## Exercise brief:
Repeat each record exactly. Any picture gets left out.

## Records provided:
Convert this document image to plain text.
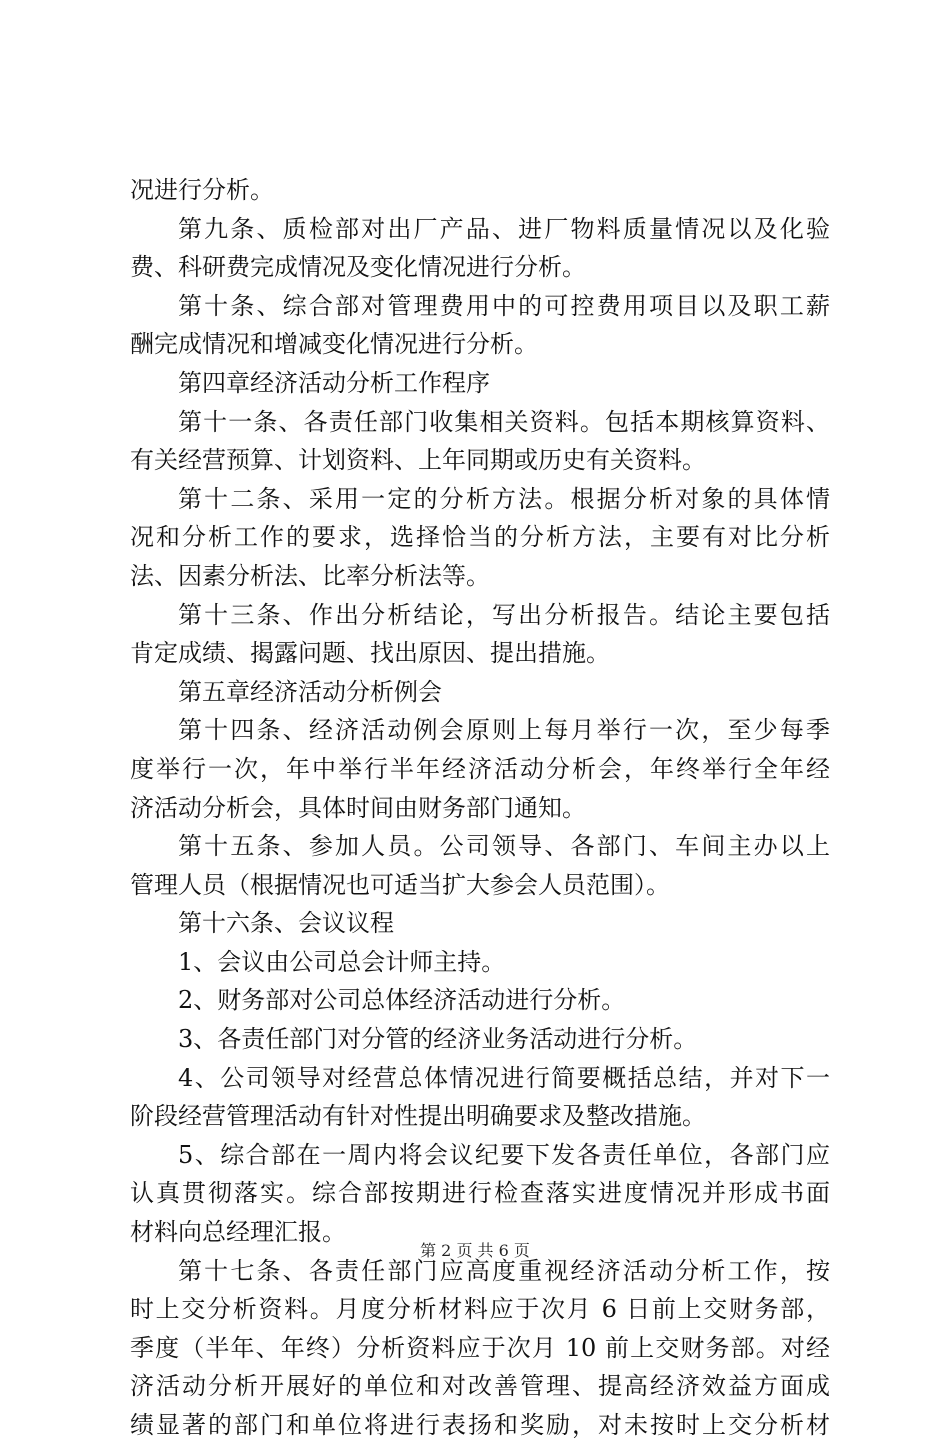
况进行分析。
第九条、质检部对出厂产品、进厂物料质量情况以及化验
费、科研费完成情况及变化情况进行分析。
第十条、综合部对管理费用中的可控费用项目以及职工薪
酬完成情况和增减变化情况进行分析。
第四章经济活动分析工作程序
第十一条、各责任部门收集相关资料。包括本期核算资料、
有关经营预算、计划资料、上年同期或历史有关资料。
第十二条、采用一定的分析方法。根据分析对象的具体情
况和分析工作的要求，选择恰当的分析方法，主要有对比分析
法、因素分析法、比率分析法等。
第十三条、作出分析结论，写出分析报告。结论主要包括
肯定成绩、揭露问题、找出原因、提出措施。
第五章经济活动分析例会
第十四条、经济活动例会原则上每月举行一次，至少每季
度举行一次，年中举行半年经济活动分析会，年终举行全年经
济活动分析会，具体时间由财务部门通知。
第十五条、参加人员。公司领导、各部门、车间主办以上
管理人员（根据情况也可适当扩大参会人员范围）。
第十六条、会议议程
1、会议由公司总会计师主持。
2、财务部对公司总体经济活动进行分析。
3、各责任部门对分管的经济业务活动进行分析。
4、公司领导对经营总体情况进行简要概括总结，并对下一
阶段经营管理活动有针对性提出明确要求及整改措施。
5、综合部在一周内将会议纪要下发各责任单位，各部门应
认真贯彻落实。综合部按期进行检查落实进度情况并形成书面
材料向总经理汇报。
第十七条、各责任部门应高度重视经济活动分析工作，按
时上交分析资料。月度分析材料应于次月 6 日前上交财务部，
季度（半年、年终）分析资料应于次月 10 前上交财务部。对经
济活动分析开展好的单位和对改善管理、提高经济效益方面成
绩显著的部门和单位将进行表扬和奖励，对未按时上交分析材
第 2 页 共 6 页
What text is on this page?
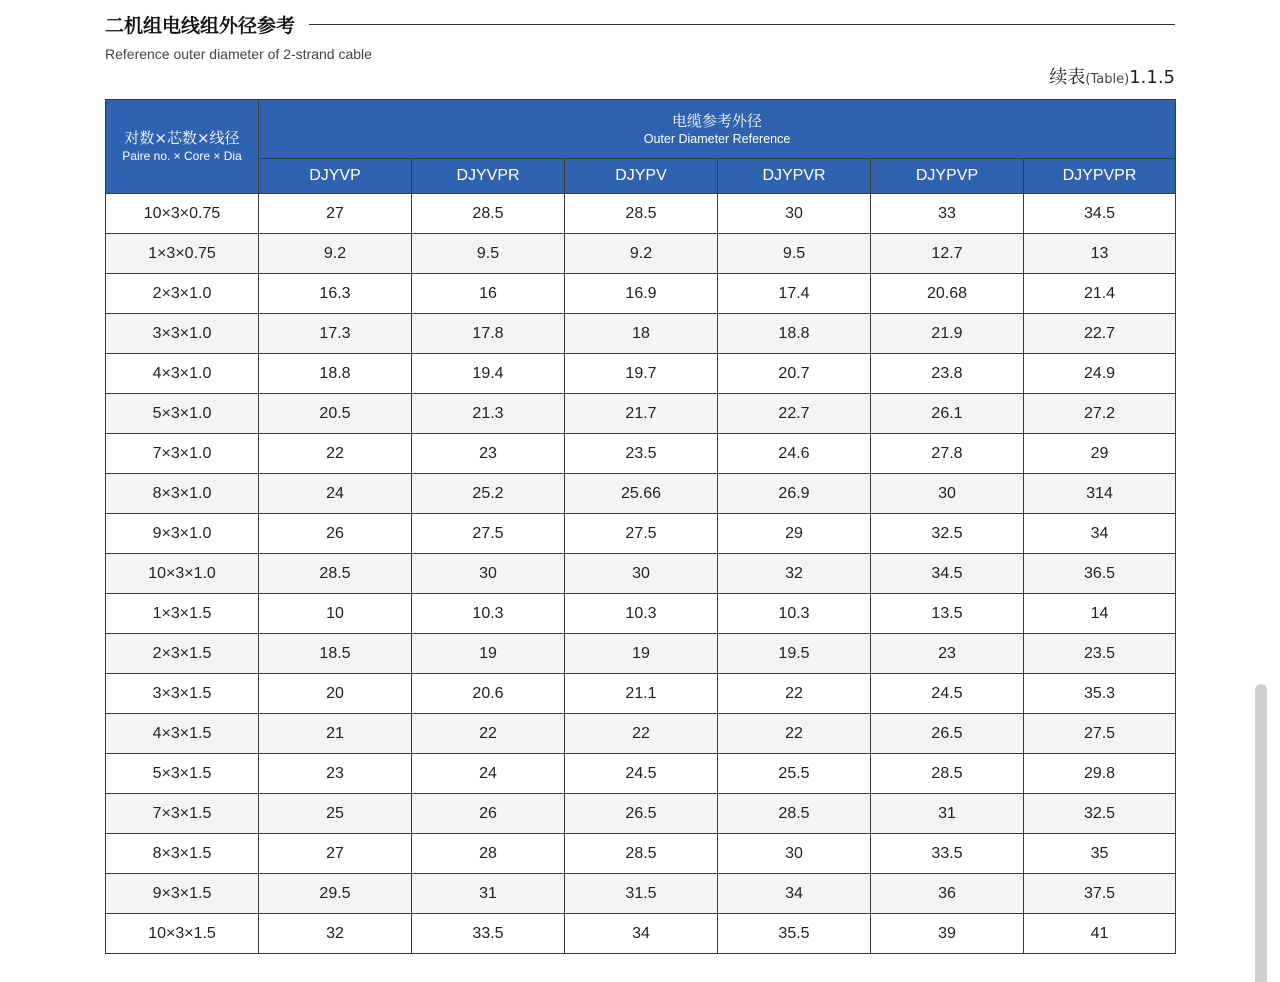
二机组电线组外径参考
Reference outer diameter of 2-strand cable
续表(Table)1.1.5
对数×芯数×线径
Paire no. × Core × Dia	电缆参考外径
Outer Diameter Reference					

	DJYVP	DJYVPR	DJYPV	DJYPVR	DJYPVP	DJYPVPR
10×3×0.75	27	28.5	28.5	30	33	34.5
1×3×0.75	9.2	9.5	9.2	9.5	12.7	13
2×3×1.0	16.3	16	16.9	17.4	20.68	21.4
3×3×1.0	17.3	17.8	18	18.8	21.9	22.7
4×3×1.0	18.8	19.4	19.7	20.7	23.8	24.9
5×3×1.0	20.5	21.3	21.7	22.7	26.1	27.2
7×3×1.0	22	23	23.5	24.6	27.8	29
8×3×1.0	24	25.2	25.66	26.9	30	314
9×3×1.0	26	27.5	27.5	29	32.5	34
10×3×1.0	28.5	30	30	32	34.5	36.5
1×3×1.5	10	10.3	10.3	10.3	13.5	14
2×3×1.5	18.5	19	19	19.5	23	23.5
3×3×1.5	20	20.6	21.1	22	24.5	35.3
4×3×1.5	21	22	22	22	26.5	27.5
5×3×1.5	23	24	24.5	25.5	28.5	29.8
7×3×1.5	25	26	26.5	28.5	31	32.5
8×3×1.5	27	28	28.5	30	33.5	35
9×3×1.5	29.5	31	31.5	34	36	37.5
10×3×1.5	32	33.5	34	35.5	39	41
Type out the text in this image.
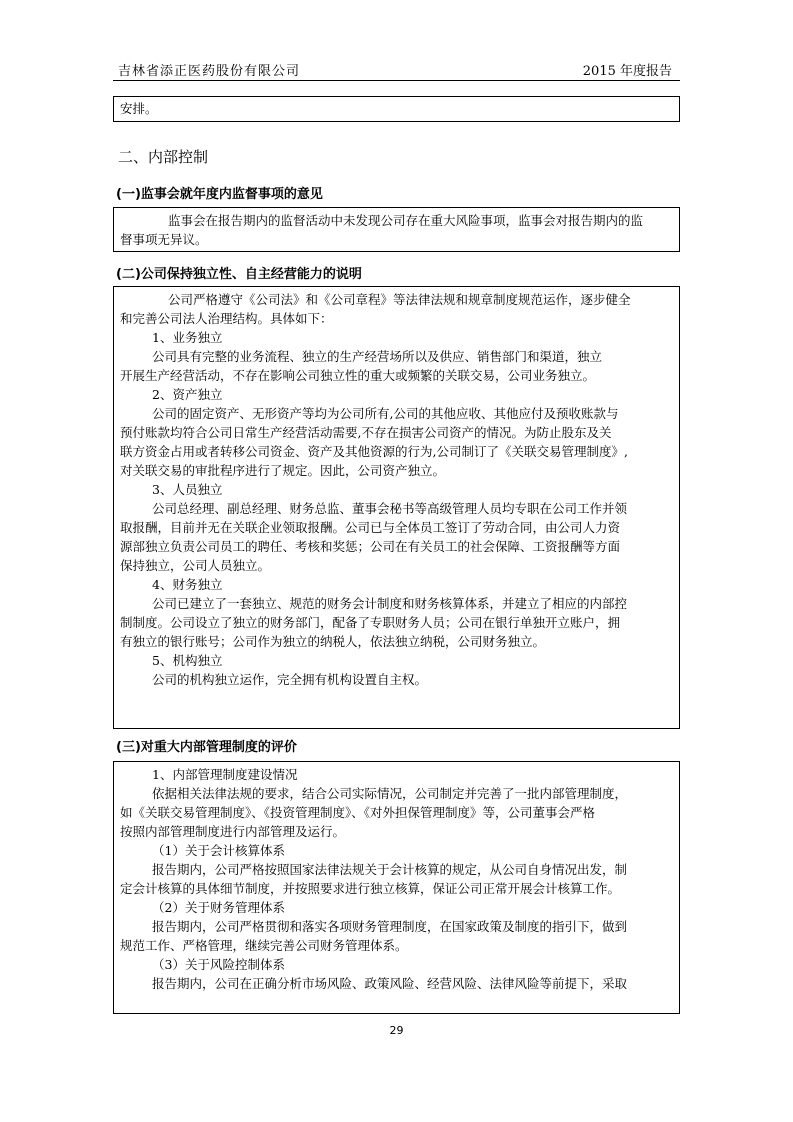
吉林省添正医药股份有限公司	2015 年度报告

安排。

二、内部控制
(一)监事会就年度内监督事项的意见

监事会在报告期内的监督活动中未发现公司存在重大风险事项，监事会对报告期内的监

督事项无异议。

(二)公司保持独立性、自主经营能力的说明

公司严格遵守《公司法》和《公司章程》等法律法规和规章制度规范运作，逐步健全

和完善公司法人治理结构。具体如下：

1、业务独立

公司具有完整的业务流程、独立的生产经营场所以及供应、销售部门和渠道，独立

开展生产经营活动，不存在影响公司独立性的重大或频繁的关联交易，公司业务独立。

2、资产独立

公司的固定资产、无形资产等均为公司所有,公司的其他应收、其他应付及预收账款与

预付账款均符合公司日常生产经营活动需要,不存在损害公司资产的情况。为防止股东及关

联方资金占用或者转移公司资金、资产及其他资源的行为,公司制订了《关联交易管理制度》,

对关联交易的审批程序进行了规定。因此，公司资产独立。

3、人员独立

公司总经理、副总经理、财务总监、董事会秘书等高级管理人员均专职在公司工作并领

取报酬，目前并无在关联企业领取报酬。公司已与全体员工签订了劳动合同，由公司人力资

源部独立负责公司员工的聘任、考核和奖惩；公司在有关员工的社会保障、工资报酬等方面

保持独立，公司人员独立。

4、财务独立

公司已建立了一套独立、规范的财务会计制度和财务核算体系，并建立了相应的内部控

制制度。公司设立了独立的财务部门，配备了专职财务人员；公司在银行单独开立账户，拥

有独立的银行账号；公司作为独立的纳税人，依法独立纳税，公司财务独立。

5、机构独立

公司的机构独立运作，完全拥有机构设置自主权。

(三)对重大内部管理制度的评价

1、内部管理制度建设情况

依据相关法律法规的要求，结合公司实际情况，公司制定并完善了一批内部管理制度，

如《关联交易管理制度》、《投资管理制度》、《对外担保管理制度》等，公司董事会严格

按照内部管理制度进行内部管理及运行。

（1）关于会计核算体系

报告期内，公司严格按照国家法律法规关于会计核算的规定，从公司自身情况出发，制

定会计核算的具体细节制度，并按照要求进行独立核算，保证公司正常开展会计核算工作。

（2）关于财务管理体系

报告期内，公司严格贯彻和落实各项财务管理制度，在国家政策及制度的指引下，做到

规范工作、严格管理，继续完善公司财务管理体系。

（3）关于风险控制体系

报告期内，公司在正确分析市场风险、政策风险、经营风险、法律风险等前提下，采取

29
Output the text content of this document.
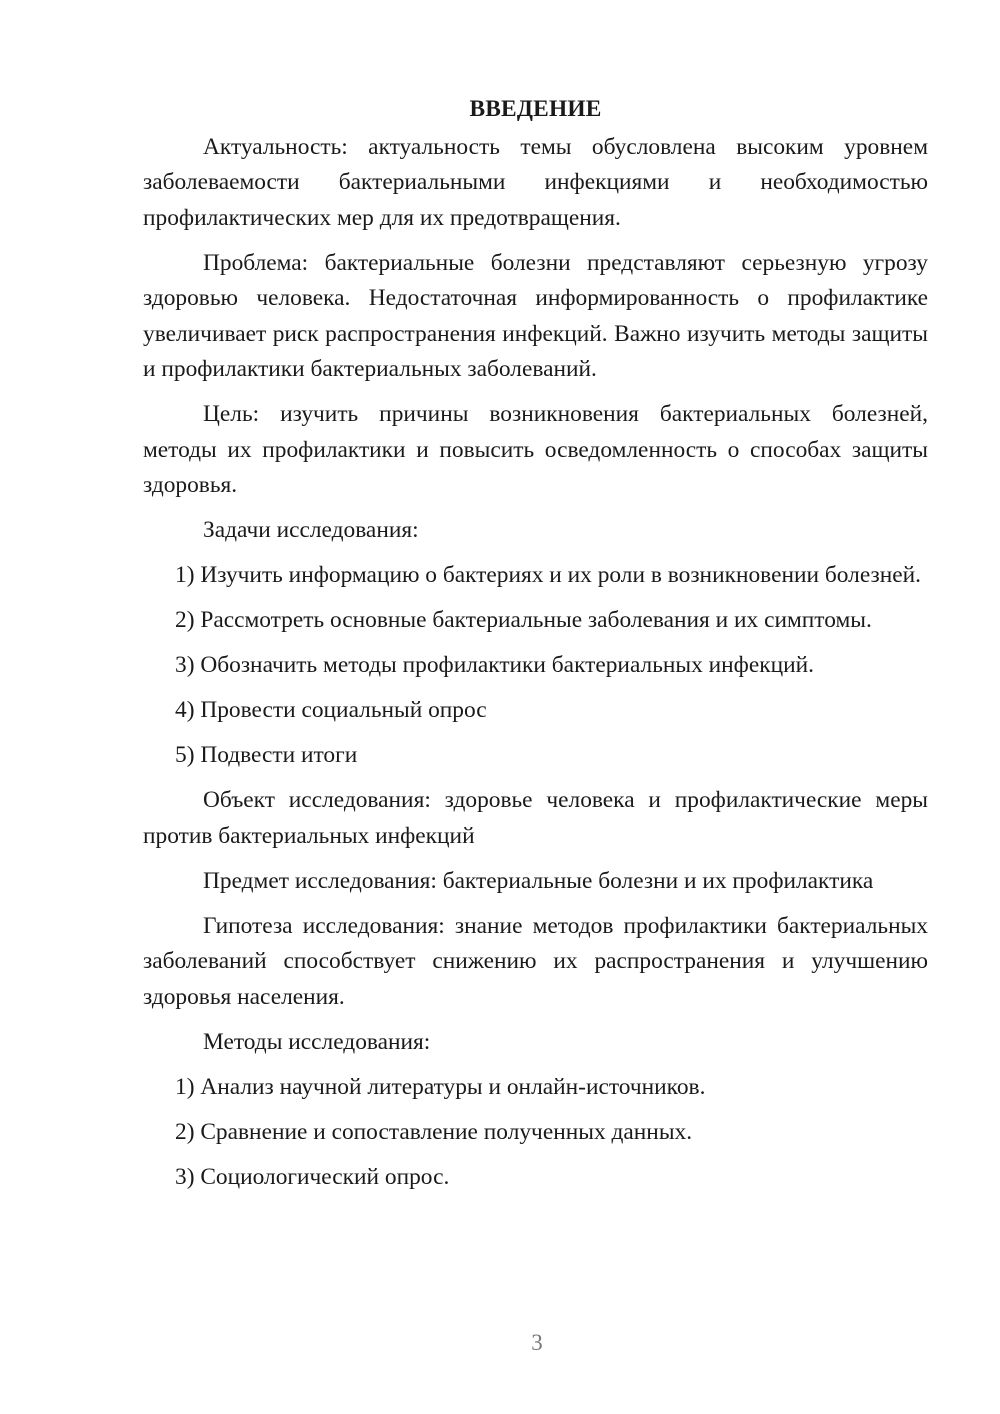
ВВЕДЕНИЕ
Актуальность: актуальность темы обусловлена высоким уровнем заболеваемости бактериальными инфекциями и необходимостью профилактических мер для их предотвращения.
Проблема: бактериальные болезни представляют серьезную угрозу здоровью человека. Недостаточная информированность о профилактике увеличивает риск распространения инфекций. Важно изучить методы защиты и профилактики бактериальных заболеваний.
Цель: изучить причины возникновения бактериальных болезней, методы их профилактики и повысить осведомленность о способах защиты здоровья.
Задачи исследования:
1) Изучить информацию о бактериях и их роли в возникновении болезней.
2) Рассмотреть основные бактериальные заболевания и их симптомы.
3) Обозначить методы профилактики бактериальных инфекций.
4) Провести социальный опрос
5) Подвести итоги
Объект исследования: здоровье человека и профилактические меры против бактериальных инфекций
Предмет исследования: бактериальные болезни и их профилактика
Гипотеза исследования: знание методов профилактики бактериальных заболеваний способствует снижению их распространения и улучшению здоровья населения.
Методы исследования:
1) Анализ научной литературы и онлайн-источников.
2) Сравнение и сопоставление полученных данных.
3) Социологический опрос.
3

## Completed task:
Convert this document image to plain text.
况进行分析。
第九条、质检部对出厂产品、进厂物料质量情况以及化验
费、科研费完成情况及变化情况进行分析。
第十条、综合部对管理费用中的可控费用项目以及职工薪
酬完成情况和增减变化情况进行分析。
第四章经济活动分析工作程序
第十一条、各责任部门收集相关资料。包括本期核算资料、
有关经营预算、计划资料、上年同期或历史有关资料。
第十二条、采用一定的分析方法。根据分析对象的具体情
况和分析工作的要求，选择恰当的分析方法，主要有对比分析
法、因素分析法、比率分析法等。
第十三条、作出分析结论，写出分析报告。结论主要包括
肯定成绩、揭露问题、找出原因、提出措施。
第五章经济活动分析例会
第十四条、经济活动例会原则上每月举行一次，至少每季
度举行一次，年中举行半年经济活动分析会，年终举行全年经
济活动分析会，具体时间由财务部门通知。
第十五条、参加人员。公司领导、各部门、车间主办以上
管理人员（根据情况也可适当扩大参会人员范围）。
第十六条、会议议程
1、会议由公司总会计师主持。
2、财务部对公司总体经济活动进行分析。
3、各责任部门对分管的经济业务活动进行分析。
4、公司领导对经营总体情况进行简要概括总结，并对下一
阶段经营管理活动有针对性提出明确要求及整改措施。
5、综合部在一周内将会议纪要下发各责任单位，各部门应
认真贯彻落实。综合部按期进行检查落实进度情况并形成书面
材料向总经理汇报。
第十七条、各责任部门应高度重视经济活动分析工作，按
时上交分析资料。月度分析材料应于次月 6 日前上交财务部，
季度（半年、年终）分析资料应于次月 10 前上交财务部。对经
济活动分析开展好的单位和对改善管理、提高经济效益方面成
绩显著的部门和单位将进行表扬和奖励，对未按时上交分析材
第 2 页 共 6 页
What text is on this page?
二机组电线组外径参考
Reference outer diameter of 2-strand cable
续表(Table)1.1.5
对数×芯数×线径
Paire no. × Core × Dia	电缆参考外径
Outer Diameter Reference					

	DJYVP	DJYVPR	DJYPV	DJYPVR	DJYPVP	DJYPVPR
10×3×0.75	27	28.5	28.5	30	33	34.5
1×3×0.75	9.2	9.5	9.2	9.5	12.7	13
2×3×1.0	16.3	16	16.9	17.4	20.68	21.4
3×3×1.0	17.3	17.8	18	18.8	21.9	22.7
4×3×1.0	18.8	19.4	19.7	20.7	23.8	24.9
5×3×1.0	20.5	21.3	21.7	22.7	26.1	27.2
7×3×1.0	22	23	23.5	24.6	27.8	29
8×3×1.0	24	25.2	25.66	26.9	30	314
9×3×1.0	26	27.5	27.5	29	32.5	34
10×3×1.0	28.5	30	30	32	34.5	36.5
1×3×1.5	10	10.3	10.3	10.3	13.5	14
2×3×1.5	18.5	19	19	19.5	23	23.5
3×3×1.5	20	20.6	21.1	22	24.5	35.3
4×3×1.5	21	22	22	22	26.5	27.5
5×3×1.5	23	24	24.5	25.5	28.5	29.8
7×3×1.5	25	26	26.5	28.5	31	32.5
8×3×1.5	27	28	28.5	30	33.5	35
9×3×1.5	29.5	31	31.5	34	36	37.5
10×3×1.5	32	33.5	34	35.5	39	41
Type out the text in this image.
吉林省添正医药股份有限公司	2015 年度报告

安排。

二、内部控制
(一)监事会就年度内监督事项的意见

监事会在报告期内的监督活动中未发现公司存在重大风险事项，监事会对报告期内的监

督事项无异议。

(二)公司保持独立性、自主经营能力的说明

公司严格遵守《公司法》和《公司章程》等法律法规和规章制度规范运作，逐步健全

和完善公司法人治理结构。具体如下：

1、业务独立

公司具有完整的业务流程、独立的生产经营场所以及供应、销售部门和渠道，独立

开展生产经营活动，不存在影响公司独立性的重大或频繁的关联交易，公司业务独立。

2、资产独立

公司的固定资产、无形资产等均为公司所有,公司的其他应收、其他应付及预收账款与

预付账款均符合公司日常生产经营活动需要,不存在损害公司资产的情况。为防止股东及关

联方资金占用或者转移公司资金、资产及其他资源的行为,公司制订了《关联交易管理制度》,

对关联交易的审批程序进行了规定。因此，公司资产独立。

3、人员独立

公司总经理、副总经理、财务总监、董事会秘书等高级管理人员均专职在公司工作并领

取报酬，目前并无在关联企业领取报酬。公司已与全体员工签订了劳动合同，由公司人力资

源部独立负责公司员工的聘任、考核和奖惩；公司在有关员工的社会保障、工资报酬等方面

保持独立，公司人员独立。

4、财务独立

公司已建立了一套独立、规范的财务会计制度和财务核算体系，并建立了相应的内部控

制制度。公司设立了独立的财务部门，配备了专职财务人员；公司在银行单独开立账户，拥

有独立的银行账号；公司作为独立的纳税人，依法独立纳税，公司财务独立。

5、机构独立

公司的机构独立运作，完全拥有机构设置自主权。

(三)对重大内部管理制度的评价

1、内部管理制度建设情况

依据相关法律法规的要求，结合公司实际情况，公司制定并完善了一批内部管理制度，

如《关联交易管理制度》、《投资管理制度》、《对外担保管理制度》等，公司董事会严格

按照内部管理制度进行内部管理及运行。

（1）关于会计核算体系

报告期内，公司严格按照国家法律法规关于会计核算的规定，从公司自身情况出发，制

定会计核算的具体细节制度，并按照要求进行独立核算，保证公司正常开展会计核算工作。

（2）关于财务管理体系

报告期内，公司严格贯彻和落实各项财务管理制度，在国家政策及制度的指引下，做到

规范工作、严格管理，继续完善公司财务管理体系。

（3）关于风险控制体系

报告期内，公司在正确分析市场风险、政策风险、经营风险、法律风险等前提下，采取

29
Output the text content of this document.
ВВЕДЕНИЕ
Актуальность: актуальность темы обусловлена высоким уровнем заболеваемости бактериальными инфекциями и необходимостью профилактических мер для их предотвращения.
Проблема: бактериальные болезни представляют серьезную угрозу здоровью человека. Недостаточная информированность о профилактике увеличивает риск распространения инфекций. Важно изучить методы защиты и профилактики бактериальных заболеваний.
Цель: изучить причины возникновения бактериальных болезней, методы их профилактики и повысить осведомленность о способах защиты здоровья.
Задачи исследования:
1) Изучить информацию о бактериях и их роли в возникновении болезней.
2) Рассмотреть основные бактериальные заболевания и их симптомы.
3) Обозначить методы профилактики бактериальных инфекций.
4) Провести социальный опрос
5) Подвести итоги
Объект исследования: здоровье человека и профилактические меры против бактериальных инфекций
Предмет исследования: бактериальные болезни и их профилактика
Гипотеза исследования: знание методов профилактики бактериальных заболеваний способствует снижению их распространения и улучшению здоровья населения.
Методы исследования:
1) Анализ научной литературы и онлайн-источников.
2) Сравнение и сопоставление полученных данных.
3) Социологический опрос.
3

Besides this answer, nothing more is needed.